Short exercise: Below are records to repeat exactly. Omit the pictures from the copy.
┌─ Provided information
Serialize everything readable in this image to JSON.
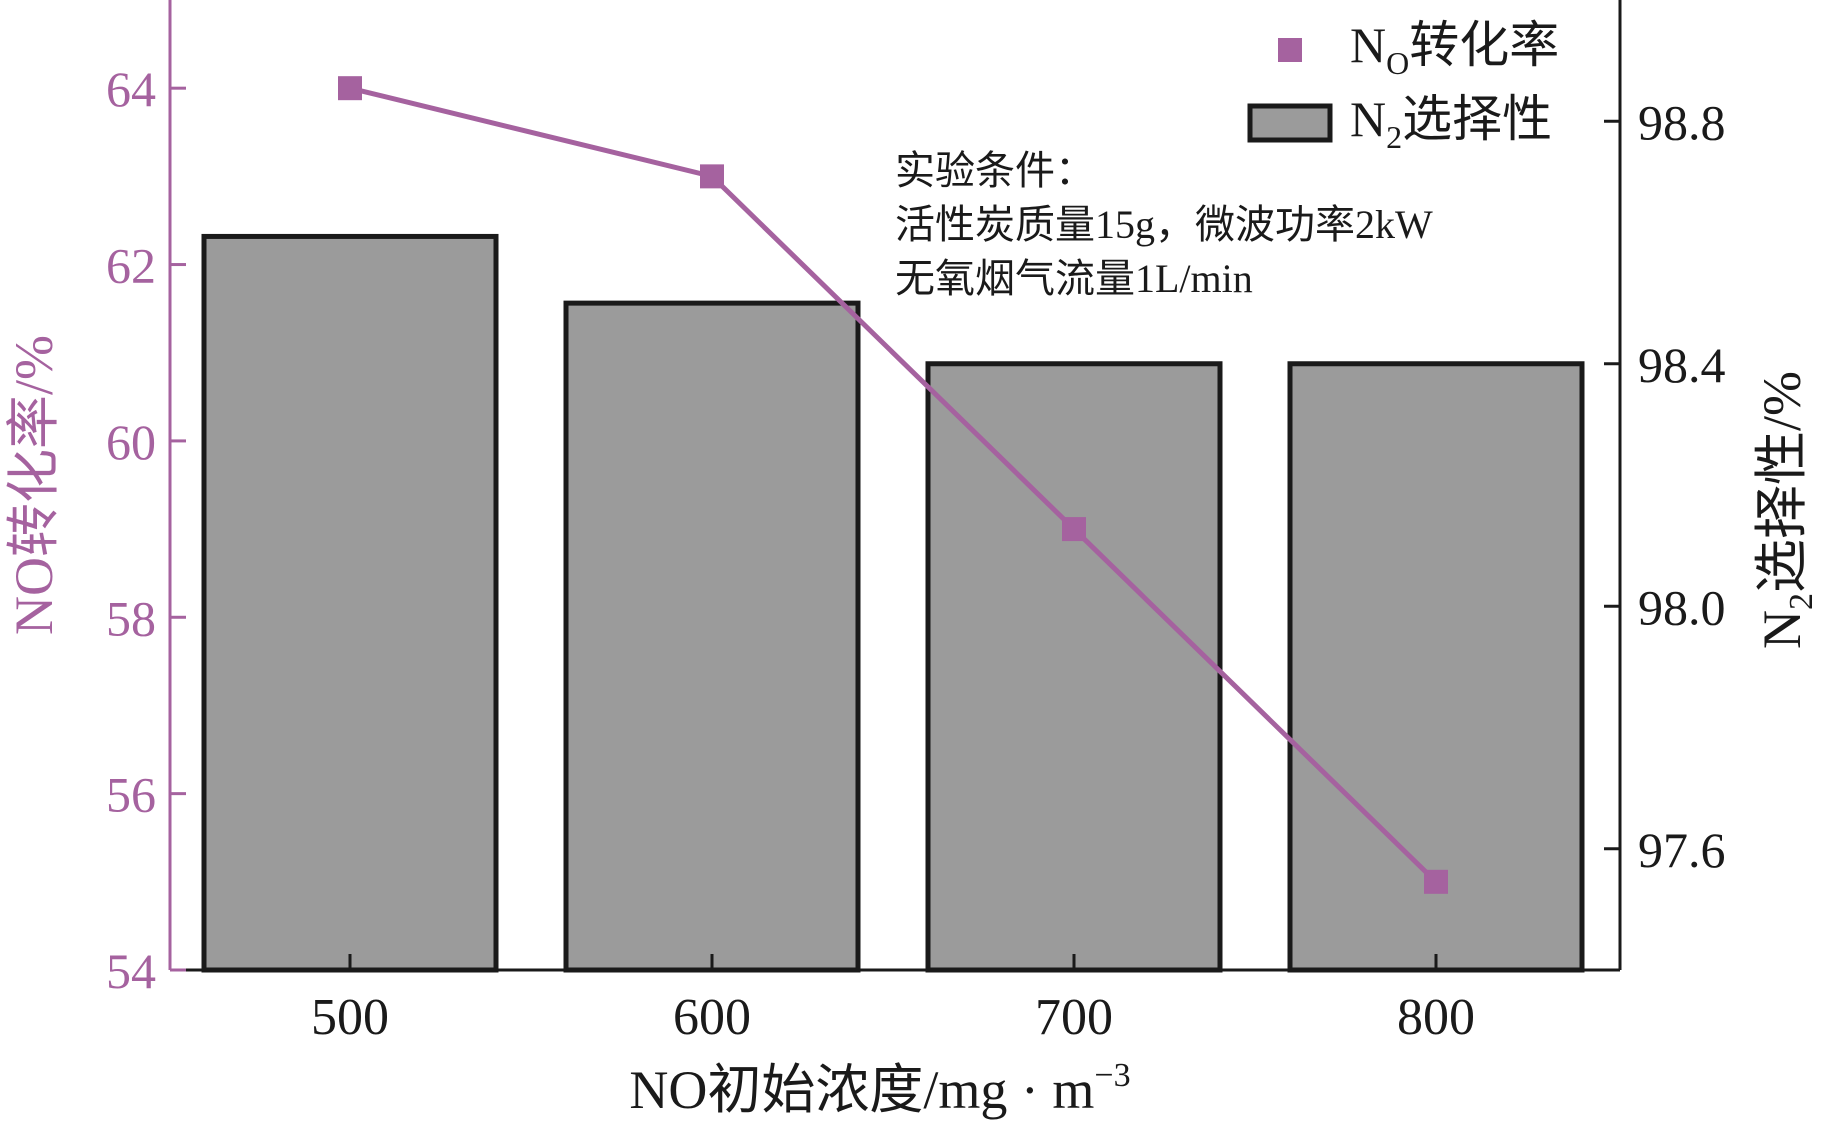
{
  "chart_data": {
    "type": "bar",
    "categories": [
      "500",
      "600",
      "700",
      "800"
    ],
    "xlabel": "NO初始浓度/mg · m",
    "xlabel_sup": "−3",
    "left_axis": {
      "label": "NO转化率/%",
      "ylim": [
        54,
        65
      ],
      "ticks": [
        54,
        56,
        58,
        60,
        62,
        64
      ],
      "tick_labels": [
        "54",
        "56",
        "58",
        "60",
        "62",
        "64"
      ]
    },
    "right_axis": {
      "label_main": "N",
      "label_sub": "2",
      "label_rest": "选择性/%",
      "ylim": [
        97.4,
        99.0
      ],
      "ticks": [
        97.6,
        98.0,
        98.4,
        98.8
      ],
      "tick_labels": [
        "97.6",
        "98.0",
        "98.4",
        "98.8"
      ]
    },
    "series": [
      {
        "name": "N₂选择性",
        "kind": "bar",
        "axis": "right",
        "values": [
          98.61,
          98.5,
          98.4,
          98.4
        ]
      },
      {
        "name": "NO转化率",
        "kind": "line",
        "axis": "left",
        "values": [
          64.0,
          63.0,
          59.0,
          55.0
        ]
      }
    ],
    "legend": {
      "placement": "top-right",
      "entries": [
        {
          "main": "N",
          "sub": "O",
          "rest": "转化率",
          "kind": "marker"
        },
        {
          "main": "N",
          "sub": "2",
          "rest": "选择性",
          "kind": "bar"
        }
      ]
    },
    "annotation": {
      "lines": [
        "实验条件：",
        "活性炭质量15g，微波功率2kW",
        "无氧烟气流量1L/min"
      ]
    },
    "colors": {
      "line": "#A5629F",
      "bar_fill": "#9B9B9B",
      "bar_stroke": "#1A1A1A",
      "left_axis": "#A5629F",
      "axis": "#1A1A1A",
      "text": "#1A1A1A"
    },
    "grid": false
  }
}
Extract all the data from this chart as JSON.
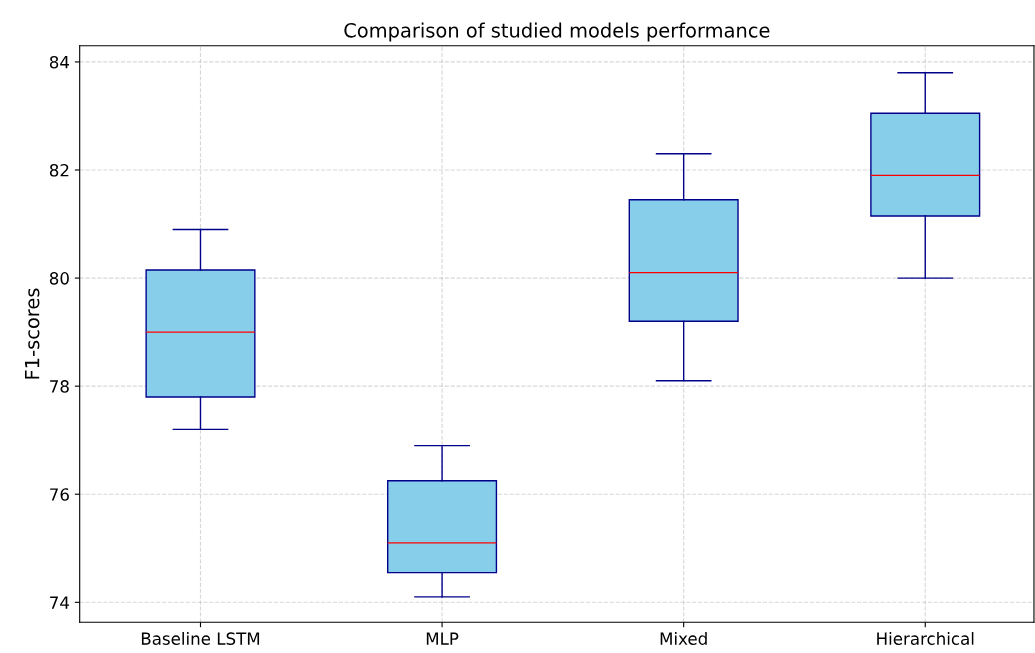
└─
Task answer:
Serialize everything readable in this image to JSON.
{
  "chart_data": {
    "type": "bar",
    "categories": [
      "500",
      "600",
      "700",
      "800"
    ],
    "xlabel": "NO初始浓度/mg · m",
    "xlabel_sup": "−3",
    "left_axis": {
      "label": "NO转化率/%",
      "ylim": [
        54,
        65
      ],
      "ticks": [
        54,
        56,
        58,
        60,
        62,
        64
      ],
      "tick_labels": [
        "54",
        "56",
        "58",
        "60",
        "62",
        "64"
      ]
    },
    "right_axis": {
      "label_main": "N",
      "label_sub": "2",
      "label_rest": "选择性/%",
      "ylim": [
        97.4,
        99.0
      ],
      "ticks": [
        97.6,
        98.0,
        98.4,
        98.8
      ],
      "tick_labels": [
        "97.6",
        "98.0",
        "98.4",
        "98.8"
      ]
    },
    "series": [
      {
        "name": "N₂选择性",
        "kind": "bar",
        "axis": "right",
        "values": [
          98.61,
          98.5,
          98.4,
          98.4
        ]
      },
      {
        "name": "NO转化率",
        "kind": "line",
        "axis": "left",
        "values": [
          64.0,
          63.0,
          59.0,
          55.0
        ]
      }
    ],
    "legend": {
      "placement": "top-right",
      "entries": [
        {
          "main": "N",
          "sub": "O",
          "rest": "转化率",
          "kind": "marker"
        },
        {
          "main": "N",
          "sub": "2",
          "rest": "选择性",
          "kind": "bar"
        }
      ]
    },
    "annotation": {
      "lines": [
        "实验条件：",
        "活性炭质量15g，微波功率2kW",
        "无氧烟气流量1L/min"
      ]
    },
    "colors": {
      "line": "#A5629F",
      "bar_fill": "#9B9B9B",
      "bar_stroke": "#1A1A1A",
      "left_axis": "#A5629F",
      "axis": "#1A1A1A",
      "text": "#1A1A1A"
    },
    "grid": false
  }
}
Extract all the data from this chart as JSON.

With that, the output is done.